- _Requirement_
Return the entries verbatim and drop every picture.

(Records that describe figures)
++++
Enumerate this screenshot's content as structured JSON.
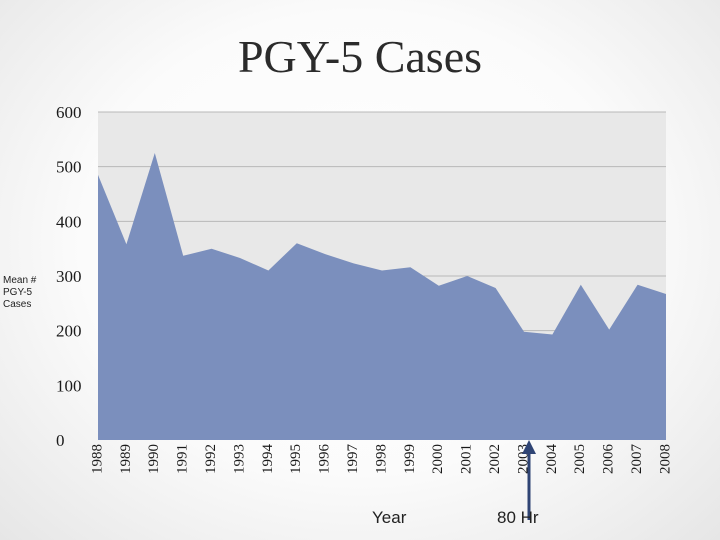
{
  "chart_data": {
    "type": "area",
    "title": "PGY-5 Cases",
    "xlabel": "Year",
    "ylabel": "Mean # PGY-5 Cases",
    "categories": [
      "1988",
      "1989",
      "1990",
      "1991",
      "1992",
      "1993",
      "1994",
      "1995",
      "1996",
      "1997",
      "1998",
      "1999",
      "2000",
      "2001",
      "2002",
      "2003",
      "2004",
      "2005",
      "2006",
      "2007",
      "2008"
    ],
    "series": [
      {
        "values": [
          485,
          358,
          525,
          337,
          350,
          333,
          310,
          360,
          340,
          323,
          310,
          316,
          282,
          300,
          278,
          198,
          193,
          284,
          202,
          284,
          267
        ]
      }
    ],
    "ylim": [
      0,
      600
    ],
    "yticks": [
      "0",
      "100",
      "200",
      "300",
      "400",
      "500",
      "600"
    ],
    "grid": true,
    "fill_color": "#7b8fbd",
    "plot_background": "#e8e8e8",
    "annotation": {
      "text": "80 Hr",
      "category": "2003",
      "marker": "arrow pointing up"
    }
  }
}
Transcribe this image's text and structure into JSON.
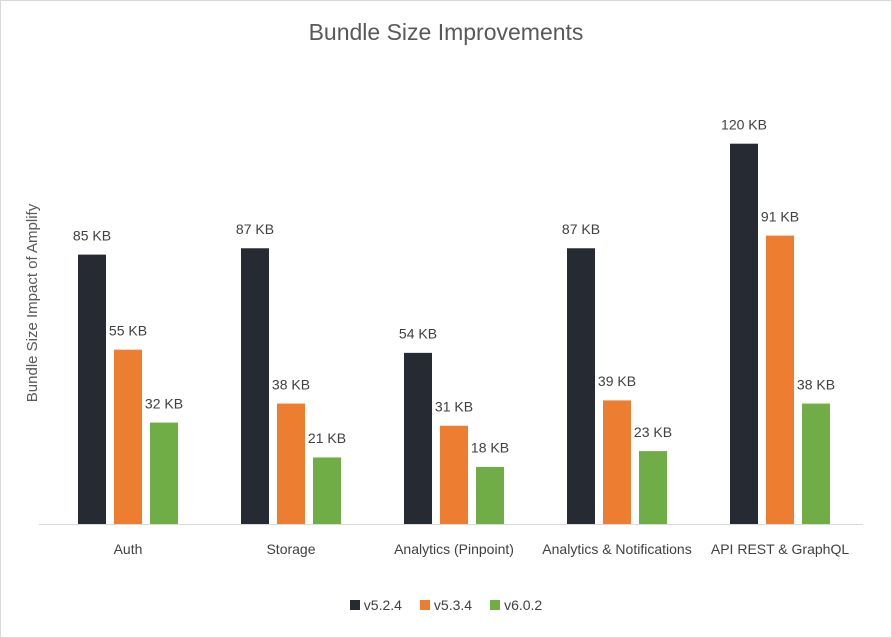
++++
- _Solution to this exercise_
Enumerate this screenshot's content as structured JSON.
{
  "chart_data": {
    "type": "area",
    "title": "PGY-5 Cases",
    "xlabel": "Year",
    "ylabel": "Mean # PGY-5 Cases",
    "categories": [
      "1988",
      "1989",
      "1990",
      "1991",
      "1992",
      "1993",
      "1994",
      "1995",
      "1996",
      "1997",
      "1998",
      "1999",
      "2000",
      "2001",
      "2002",
      "2003",
      "2004",
      "2005",
      "2006",
      "2007",
      "2008"
    ],
    "series": [
      {
        "values": [
          485,
          358,
          525,
          337,
          350,
          333,
          310,
          360,
          340,
          323,
          310,
          316,
          282,
          300,
          278,
          198,
          193,
          284,
          202,
          284,
          267
        ]
      }
    ],
    "ylim": [
      0,
      600
    ],
    "yticks": [
      "0",
      "100",
      "200",
      "300",
      "400",
      "500",
      "600"
    ],
    "grid": true,
    "fill_color": "#7b8fbd",
    "plot_background": "#e8e8e8",
    "annotation": {
      "text": "80 Hr",
      "category": "2003",
      "marker": "arrow pointing up"
    }
  }
}
Transcribe this image's text and structure into JSON.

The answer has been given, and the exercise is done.